Directions for this task: Copy out the lines from the first one through the line that contains "image-pane-right[interactable] xyxy=(710,76,1416,734)", keeping each exactly as it is.

Data for the task:
— Begin —
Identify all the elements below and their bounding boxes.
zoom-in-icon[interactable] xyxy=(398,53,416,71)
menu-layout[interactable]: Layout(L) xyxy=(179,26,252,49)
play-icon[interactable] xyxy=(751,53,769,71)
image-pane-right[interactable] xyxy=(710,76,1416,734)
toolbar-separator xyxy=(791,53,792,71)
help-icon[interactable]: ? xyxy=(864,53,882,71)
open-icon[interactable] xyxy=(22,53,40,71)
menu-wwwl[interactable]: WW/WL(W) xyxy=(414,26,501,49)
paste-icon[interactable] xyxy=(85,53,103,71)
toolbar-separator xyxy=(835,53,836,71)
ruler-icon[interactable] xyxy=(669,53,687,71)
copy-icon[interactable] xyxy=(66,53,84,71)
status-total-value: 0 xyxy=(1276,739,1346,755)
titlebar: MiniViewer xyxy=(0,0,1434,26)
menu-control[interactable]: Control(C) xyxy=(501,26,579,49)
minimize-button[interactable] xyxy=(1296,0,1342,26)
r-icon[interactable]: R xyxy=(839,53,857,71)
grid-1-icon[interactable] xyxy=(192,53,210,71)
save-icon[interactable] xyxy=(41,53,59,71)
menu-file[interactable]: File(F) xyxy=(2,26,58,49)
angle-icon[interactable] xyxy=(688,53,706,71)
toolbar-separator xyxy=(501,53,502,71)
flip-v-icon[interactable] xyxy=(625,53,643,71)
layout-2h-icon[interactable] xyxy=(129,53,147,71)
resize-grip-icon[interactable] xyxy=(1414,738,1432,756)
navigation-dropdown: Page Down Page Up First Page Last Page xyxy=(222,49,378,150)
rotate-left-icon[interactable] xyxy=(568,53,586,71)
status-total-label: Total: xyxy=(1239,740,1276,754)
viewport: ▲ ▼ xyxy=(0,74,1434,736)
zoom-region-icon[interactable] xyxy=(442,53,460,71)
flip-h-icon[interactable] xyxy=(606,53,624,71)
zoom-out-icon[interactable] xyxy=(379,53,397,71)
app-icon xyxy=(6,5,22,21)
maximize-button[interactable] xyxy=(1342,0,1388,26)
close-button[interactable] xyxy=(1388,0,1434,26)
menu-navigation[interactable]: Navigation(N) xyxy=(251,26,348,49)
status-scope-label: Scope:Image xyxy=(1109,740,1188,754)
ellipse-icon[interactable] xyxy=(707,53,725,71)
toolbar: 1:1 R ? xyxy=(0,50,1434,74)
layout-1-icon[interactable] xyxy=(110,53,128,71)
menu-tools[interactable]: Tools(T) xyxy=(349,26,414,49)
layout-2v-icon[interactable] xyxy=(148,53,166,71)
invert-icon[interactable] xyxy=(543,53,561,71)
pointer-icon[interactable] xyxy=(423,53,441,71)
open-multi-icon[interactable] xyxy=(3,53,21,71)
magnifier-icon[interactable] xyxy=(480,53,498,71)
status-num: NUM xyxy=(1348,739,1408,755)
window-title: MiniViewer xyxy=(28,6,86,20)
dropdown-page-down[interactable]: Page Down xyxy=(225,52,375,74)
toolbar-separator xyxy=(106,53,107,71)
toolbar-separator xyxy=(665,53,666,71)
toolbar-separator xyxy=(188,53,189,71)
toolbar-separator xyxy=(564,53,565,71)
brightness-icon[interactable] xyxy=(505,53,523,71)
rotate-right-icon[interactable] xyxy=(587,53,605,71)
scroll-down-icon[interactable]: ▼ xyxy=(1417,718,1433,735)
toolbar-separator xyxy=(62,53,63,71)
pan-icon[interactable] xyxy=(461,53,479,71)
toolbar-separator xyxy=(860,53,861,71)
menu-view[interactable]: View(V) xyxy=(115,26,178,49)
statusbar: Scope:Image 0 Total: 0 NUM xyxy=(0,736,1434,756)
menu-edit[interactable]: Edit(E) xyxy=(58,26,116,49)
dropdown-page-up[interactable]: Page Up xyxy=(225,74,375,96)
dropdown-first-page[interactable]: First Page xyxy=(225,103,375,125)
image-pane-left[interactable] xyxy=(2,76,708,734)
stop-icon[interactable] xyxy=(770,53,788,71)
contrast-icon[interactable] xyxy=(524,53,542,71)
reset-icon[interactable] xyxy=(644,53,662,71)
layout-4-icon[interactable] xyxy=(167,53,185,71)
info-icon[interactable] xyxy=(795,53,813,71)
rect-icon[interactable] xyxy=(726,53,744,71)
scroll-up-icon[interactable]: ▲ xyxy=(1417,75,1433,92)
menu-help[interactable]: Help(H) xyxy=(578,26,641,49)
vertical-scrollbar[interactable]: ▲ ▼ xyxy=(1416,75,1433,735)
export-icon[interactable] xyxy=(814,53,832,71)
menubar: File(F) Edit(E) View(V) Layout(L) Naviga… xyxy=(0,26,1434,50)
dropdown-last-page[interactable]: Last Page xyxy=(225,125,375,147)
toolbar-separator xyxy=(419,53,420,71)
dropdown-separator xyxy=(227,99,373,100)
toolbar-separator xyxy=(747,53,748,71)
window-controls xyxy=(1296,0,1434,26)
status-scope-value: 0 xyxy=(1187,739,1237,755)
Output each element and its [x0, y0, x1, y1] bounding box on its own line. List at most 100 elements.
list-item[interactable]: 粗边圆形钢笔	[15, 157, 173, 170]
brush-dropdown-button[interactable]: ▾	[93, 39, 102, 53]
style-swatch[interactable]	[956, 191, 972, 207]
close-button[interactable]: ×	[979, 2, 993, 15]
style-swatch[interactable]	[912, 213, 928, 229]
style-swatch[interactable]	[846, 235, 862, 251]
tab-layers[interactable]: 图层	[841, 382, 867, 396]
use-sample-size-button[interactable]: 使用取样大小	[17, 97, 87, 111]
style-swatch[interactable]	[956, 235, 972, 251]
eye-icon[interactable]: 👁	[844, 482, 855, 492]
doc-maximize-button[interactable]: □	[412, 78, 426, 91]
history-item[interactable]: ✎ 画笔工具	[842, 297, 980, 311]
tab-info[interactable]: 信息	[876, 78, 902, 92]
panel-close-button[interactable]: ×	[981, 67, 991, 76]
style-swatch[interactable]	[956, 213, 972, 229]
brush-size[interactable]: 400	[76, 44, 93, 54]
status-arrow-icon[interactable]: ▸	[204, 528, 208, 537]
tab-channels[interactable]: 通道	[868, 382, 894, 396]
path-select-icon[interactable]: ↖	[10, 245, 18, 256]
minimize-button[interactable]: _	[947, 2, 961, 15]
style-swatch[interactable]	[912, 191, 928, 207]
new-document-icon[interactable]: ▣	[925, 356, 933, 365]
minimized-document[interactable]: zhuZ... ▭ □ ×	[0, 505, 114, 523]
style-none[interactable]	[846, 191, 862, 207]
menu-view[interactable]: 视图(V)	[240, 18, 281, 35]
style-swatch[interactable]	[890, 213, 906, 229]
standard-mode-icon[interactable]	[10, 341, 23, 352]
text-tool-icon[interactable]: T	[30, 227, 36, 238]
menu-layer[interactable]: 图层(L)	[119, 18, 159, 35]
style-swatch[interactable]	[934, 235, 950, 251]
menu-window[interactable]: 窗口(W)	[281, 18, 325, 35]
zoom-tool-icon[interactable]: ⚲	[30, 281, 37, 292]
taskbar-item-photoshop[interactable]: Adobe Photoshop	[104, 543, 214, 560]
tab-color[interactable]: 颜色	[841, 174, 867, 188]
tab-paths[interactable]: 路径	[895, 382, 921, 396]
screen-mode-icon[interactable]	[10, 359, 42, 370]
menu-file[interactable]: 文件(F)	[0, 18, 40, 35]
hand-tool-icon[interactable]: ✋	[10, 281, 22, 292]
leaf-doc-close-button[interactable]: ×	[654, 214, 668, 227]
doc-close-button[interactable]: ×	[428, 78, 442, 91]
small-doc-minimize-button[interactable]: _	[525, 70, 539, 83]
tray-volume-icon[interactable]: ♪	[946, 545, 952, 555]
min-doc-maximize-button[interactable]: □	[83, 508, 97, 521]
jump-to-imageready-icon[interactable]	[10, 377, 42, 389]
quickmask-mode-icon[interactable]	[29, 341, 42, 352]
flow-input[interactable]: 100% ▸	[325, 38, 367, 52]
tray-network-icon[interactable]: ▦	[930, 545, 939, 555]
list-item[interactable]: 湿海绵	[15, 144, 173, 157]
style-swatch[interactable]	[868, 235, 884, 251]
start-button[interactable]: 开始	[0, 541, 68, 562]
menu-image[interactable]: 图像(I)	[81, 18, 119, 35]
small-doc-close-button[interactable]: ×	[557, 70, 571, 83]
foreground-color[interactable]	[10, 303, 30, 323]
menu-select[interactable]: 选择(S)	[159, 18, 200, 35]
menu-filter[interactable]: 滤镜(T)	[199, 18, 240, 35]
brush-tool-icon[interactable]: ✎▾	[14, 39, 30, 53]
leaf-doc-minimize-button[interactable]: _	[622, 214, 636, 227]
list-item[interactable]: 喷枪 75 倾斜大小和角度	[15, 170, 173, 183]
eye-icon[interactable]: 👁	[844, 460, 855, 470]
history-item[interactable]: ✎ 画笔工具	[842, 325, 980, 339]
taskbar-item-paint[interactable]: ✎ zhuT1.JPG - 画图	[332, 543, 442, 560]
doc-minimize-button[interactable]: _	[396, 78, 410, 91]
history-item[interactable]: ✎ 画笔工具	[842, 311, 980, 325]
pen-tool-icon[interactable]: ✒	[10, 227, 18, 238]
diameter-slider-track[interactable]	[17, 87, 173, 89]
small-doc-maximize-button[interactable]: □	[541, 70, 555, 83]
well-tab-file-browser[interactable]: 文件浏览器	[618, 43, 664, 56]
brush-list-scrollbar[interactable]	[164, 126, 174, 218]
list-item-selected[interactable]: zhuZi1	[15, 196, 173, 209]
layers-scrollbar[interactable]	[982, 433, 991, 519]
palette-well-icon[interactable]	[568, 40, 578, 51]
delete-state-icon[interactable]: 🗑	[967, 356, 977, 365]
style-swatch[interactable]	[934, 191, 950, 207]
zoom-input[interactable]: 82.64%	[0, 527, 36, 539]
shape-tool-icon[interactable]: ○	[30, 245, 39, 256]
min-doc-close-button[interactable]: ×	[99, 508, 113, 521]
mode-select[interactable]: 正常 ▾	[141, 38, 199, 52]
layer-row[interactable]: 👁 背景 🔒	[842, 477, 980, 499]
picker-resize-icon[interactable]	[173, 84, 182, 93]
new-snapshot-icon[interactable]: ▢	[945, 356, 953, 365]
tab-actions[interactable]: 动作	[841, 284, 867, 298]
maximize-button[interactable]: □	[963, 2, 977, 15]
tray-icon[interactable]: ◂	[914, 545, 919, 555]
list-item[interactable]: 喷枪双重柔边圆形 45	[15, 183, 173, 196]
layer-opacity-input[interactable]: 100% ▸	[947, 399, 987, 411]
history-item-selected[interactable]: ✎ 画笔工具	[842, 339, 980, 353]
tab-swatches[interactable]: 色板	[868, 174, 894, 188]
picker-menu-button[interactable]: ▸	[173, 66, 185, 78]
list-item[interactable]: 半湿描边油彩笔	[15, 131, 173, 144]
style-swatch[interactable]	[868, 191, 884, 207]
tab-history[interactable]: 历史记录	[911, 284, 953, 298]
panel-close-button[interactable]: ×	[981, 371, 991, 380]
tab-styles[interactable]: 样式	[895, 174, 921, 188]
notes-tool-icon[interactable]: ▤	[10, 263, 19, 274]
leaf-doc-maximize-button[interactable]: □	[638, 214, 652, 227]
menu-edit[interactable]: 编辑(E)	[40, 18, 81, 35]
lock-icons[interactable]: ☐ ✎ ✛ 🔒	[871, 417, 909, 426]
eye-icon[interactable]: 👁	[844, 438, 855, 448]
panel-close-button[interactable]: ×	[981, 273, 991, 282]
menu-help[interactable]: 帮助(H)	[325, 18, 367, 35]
— End —
Written answer:
Identify all the elements below and their bounding boxes.
zoom-in-icon[interactable] xyxy=(398,53,416,71)
menu-layout[interactable]: Layout(L) xyxy=(179,26,252,49)
play-icon[interactable] xyxy=(751,53,769,71)
image-pane-right[interactable] xyxy=(710,76,1416,734)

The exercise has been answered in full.